### Supplied records
....

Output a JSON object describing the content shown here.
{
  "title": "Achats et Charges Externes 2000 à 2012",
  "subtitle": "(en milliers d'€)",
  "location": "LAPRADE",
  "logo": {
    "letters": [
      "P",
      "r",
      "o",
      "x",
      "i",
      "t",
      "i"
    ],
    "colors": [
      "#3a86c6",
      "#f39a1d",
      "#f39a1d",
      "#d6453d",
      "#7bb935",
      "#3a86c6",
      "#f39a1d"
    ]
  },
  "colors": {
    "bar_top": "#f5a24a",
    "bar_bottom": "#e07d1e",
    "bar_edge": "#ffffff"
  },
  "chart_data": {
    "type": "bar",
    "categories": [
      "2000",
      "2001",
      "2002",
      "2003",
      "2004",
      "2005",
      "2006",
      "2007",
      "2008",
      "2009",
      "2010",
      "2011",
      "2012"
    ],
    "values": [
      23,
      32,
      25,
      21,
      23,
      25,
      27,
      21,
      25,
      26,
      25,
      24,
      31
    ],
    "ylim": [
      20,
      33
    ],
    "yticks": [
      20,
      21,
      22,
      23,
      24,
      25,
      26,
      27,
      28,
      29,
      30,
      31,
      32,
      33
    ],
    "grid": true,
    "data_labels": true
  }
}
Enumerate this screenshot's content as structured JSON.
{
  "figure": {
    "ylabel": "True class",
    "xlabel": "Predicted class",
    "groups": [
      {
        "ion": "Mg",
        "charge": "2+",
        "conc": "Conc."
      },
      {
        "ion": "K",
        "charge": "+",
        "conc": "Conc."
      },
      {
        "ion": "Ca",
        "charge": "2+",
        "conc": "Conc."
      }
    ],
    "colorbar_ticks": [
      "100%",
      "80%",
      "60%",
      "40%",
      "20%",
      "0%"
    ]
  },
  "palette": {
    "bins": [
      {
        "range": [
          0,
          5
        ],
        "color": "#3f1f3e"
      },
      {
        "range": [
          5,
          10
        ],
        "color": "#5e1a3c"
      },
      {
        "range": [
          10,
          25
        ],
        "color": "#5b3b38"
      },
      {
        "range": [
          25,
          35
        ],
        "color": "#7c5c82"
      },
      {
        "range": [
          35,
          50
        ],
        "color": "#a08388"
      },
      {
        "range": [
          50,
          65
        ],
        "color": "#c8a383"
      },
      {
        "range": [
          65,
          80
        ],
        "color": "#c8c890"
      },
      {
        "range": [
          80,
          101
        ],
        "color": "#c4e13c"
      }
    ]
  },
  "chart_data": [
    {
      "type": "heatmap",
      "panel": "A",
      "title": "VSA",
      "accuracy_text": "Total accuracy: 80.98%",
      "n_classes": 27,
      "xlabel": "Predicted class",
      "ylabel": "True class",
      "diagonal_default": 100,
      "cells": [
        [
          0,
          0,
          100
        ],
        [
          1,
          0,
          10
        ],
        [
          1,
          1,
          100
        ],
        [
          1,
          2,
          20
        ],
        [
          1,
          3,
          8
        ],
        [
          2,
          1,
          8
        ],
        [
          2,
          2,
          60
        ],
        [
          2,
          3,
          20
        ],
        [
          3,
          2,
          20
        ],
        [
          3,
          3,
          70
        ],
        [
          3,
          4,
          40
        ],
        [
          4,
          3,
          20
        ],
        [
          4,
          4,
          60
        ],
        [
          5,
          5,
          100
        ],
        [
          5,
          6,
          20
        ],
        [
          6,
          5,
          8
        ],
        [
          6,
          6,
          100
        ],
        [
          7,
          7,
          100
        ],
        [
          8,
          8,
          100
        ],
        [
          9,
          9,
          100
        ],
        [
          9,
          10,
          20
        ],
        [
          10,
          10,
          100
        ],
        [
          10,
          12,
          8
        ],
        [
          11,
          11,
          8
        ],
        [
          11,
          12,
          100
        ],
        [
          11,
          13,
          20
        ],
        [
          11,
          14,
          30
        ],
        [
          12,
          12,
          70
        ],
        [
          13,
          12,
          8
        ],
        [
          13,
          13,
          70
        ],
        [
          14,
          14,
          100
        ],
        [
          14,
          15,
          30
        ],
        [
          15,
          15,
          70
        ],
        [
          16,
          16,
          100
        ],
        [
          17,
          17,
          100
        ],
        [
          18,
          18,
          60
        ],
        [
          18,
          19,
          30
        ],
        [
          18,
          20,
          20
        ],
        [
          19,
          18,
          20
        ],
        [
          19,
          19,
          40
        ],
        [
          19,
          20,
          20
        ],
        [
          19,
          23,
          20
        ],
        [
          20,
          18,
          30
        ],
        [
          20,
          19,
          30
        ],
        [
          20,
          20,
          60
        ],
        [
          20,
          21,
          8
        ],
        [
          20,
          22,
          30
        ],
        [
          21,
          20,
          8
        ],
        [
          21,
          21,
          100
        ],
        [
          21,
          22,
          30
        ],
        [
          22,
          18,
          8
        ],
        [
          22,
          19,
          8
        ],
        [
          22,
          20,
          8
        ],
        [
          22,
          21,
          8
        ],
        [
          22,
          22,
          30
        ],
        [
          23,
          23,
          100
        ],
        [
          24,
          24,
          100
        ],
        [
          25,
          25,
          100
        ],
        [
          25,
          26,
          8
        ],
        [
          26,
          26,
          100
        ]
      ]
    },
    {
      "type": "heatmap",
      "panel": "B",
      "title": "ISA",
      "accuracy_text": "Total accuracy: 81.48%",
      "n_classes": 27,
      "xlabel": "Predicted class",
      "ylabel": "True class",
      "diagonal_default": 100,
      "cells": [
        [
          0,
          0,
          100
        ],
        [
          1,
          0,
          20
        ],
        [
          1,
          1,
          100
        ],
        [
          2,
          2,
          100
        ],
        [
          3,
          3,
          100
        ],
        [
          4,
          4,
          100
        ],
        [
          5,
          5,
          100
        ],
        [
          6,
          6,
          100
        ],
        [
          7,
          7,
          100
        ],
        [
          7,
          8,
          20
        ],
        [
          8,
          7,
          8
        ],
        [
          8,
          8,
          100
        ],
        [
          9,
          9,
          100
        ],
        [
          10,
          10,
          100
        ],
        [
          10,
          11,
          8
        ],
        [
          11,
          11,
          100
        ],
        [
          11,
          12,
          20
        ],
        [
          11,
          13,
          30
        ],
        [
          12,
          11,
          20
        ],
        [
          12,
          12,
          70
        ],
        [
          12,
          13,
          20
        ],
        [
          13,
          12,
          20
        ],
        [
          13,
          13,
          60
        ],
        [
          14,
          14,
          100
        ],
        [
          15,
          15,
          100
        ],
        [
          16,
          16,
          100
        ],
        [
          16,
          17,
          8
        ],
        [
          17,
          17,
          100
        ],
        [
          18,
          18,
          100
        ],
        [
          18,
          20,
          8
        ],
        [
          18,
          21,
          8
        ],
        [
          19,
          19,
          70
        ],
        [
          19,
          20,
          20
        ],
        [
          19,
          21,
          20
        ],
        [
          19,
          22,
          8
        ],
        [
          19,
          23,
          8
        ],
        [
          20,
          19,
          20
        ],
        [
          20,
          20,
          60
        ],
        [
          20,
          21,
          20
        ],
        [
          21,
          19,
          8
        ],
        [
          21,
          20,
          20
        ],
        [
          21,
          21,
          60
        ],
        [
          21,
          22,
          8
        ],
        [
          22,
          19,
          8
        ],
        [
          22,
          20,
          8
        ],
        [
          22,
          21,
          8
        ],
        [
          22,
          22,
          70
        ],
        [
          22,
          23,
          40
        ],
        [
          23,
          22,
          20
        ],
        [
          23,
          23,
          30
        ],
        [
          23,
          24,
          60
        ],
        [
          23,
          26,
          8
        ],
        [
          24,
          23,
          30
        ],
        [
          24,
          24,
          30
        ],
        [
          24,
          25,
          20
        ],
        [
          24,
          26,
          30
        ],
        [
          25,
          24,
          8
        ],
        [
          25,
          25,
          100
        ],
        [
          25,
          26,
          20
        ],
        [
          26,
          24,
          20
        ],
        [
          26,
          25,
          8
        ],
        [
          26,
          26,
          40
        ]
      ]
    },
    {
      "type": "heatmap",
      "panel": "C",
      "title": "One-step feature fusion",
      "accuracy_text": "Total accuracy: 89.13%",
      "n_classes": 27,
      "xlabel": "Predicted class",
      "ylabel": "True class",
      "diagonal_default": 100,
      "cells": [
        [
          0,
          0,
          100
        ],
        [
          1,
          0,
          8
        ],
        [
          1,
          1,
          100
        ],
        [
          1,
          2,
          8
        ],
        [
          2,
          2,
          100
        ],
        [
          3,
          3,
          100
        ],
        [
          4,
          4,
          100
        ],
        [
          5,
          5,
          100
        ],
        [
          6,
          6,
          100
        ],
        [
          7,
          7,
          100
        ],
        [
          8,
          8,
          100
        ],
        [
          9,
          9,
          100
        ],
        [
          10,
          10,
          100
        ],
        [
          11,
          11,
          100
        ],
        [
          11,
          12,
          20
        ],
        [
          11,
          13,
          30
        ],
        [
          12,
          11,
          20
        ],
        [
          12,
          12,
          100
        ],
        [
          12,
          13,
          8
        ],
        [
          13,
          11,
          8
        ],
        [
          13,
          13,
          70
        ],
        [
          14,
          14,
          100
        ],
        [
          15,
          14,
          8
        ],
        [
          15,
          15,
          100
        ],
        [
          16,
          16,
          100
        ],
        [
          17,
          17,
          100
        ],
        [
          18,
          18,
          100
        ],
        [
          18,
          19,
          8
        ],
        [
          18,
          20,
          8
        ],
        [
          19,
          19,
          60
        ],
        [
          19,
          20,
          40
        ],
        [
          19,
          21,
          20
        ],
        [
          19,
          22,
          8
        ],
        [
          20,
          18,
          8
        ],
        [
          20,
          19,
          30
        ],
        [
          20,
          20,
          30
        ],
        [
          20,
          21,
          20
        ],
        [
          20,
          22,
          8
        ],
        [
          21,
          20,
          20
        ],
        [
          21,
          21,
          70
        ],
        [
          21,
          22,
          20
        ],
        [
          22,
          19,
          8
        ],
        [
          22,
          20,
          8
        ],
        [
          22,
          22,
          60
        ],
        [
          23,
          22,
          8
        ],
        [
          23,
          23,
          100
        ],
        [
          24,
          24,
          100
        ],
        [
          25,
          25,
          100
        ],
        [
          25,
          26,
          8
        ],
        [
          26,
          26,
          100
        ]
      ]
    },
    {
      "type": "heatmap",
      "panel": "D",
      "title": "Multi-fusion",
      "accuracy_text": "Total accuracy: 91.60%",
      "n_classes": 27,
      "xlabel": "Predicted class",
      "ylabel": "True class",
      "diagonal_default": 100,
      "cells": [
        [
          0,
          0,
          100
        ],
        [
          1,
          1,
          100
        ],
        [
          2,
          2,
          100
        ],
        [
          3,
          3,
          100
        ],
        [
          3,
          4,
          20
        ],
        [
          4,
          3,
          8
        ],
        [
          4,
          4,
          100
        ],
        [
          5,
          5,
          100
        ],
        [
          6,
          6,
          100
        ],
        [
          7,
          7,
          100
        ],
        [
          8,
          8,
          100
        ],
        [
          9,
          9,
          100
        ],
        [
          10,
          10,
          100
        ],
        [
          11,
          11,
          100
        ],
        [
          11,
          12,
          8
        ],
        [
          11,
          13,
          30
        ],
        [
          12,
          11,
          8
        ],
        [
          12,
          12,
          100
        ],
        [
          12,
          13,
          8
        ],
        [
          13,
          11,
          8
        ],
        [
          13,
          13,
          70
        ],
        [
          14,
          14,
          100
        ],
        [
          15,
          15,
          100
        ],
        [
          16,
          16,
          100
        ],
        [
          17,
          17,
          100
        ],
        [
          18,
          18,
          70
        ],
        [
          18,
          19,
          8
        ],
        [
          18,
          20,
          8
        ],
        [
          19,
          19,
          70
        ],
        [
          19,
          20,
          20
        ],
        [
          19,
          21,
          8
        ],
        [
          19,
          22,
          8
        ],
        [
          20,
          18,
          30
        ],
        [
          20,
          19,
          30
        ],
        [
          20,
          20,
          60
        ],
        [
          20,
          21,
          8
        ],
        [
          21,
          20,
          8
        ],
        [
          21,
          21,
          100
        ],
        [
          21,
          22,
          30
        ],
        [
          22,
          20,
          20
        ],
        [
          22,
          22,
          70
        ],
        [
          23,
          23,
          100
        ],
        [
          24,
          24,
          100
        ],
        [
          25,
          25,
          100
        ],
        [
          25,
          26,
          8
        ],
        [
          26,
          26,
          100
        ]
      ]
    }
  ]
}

....

### Exercise prompt
Read the entries and select each line where the word "Total" is found.

### Correct answer
      "accuracy_text": "Total accuracy: 80.98%",
      "accuracy_text": "Total accuracy: 81.48%",
      "accuracy_text": "Total accuracy: 89.13%",
      "accuracy_text": "Total accuracy: 91.60%",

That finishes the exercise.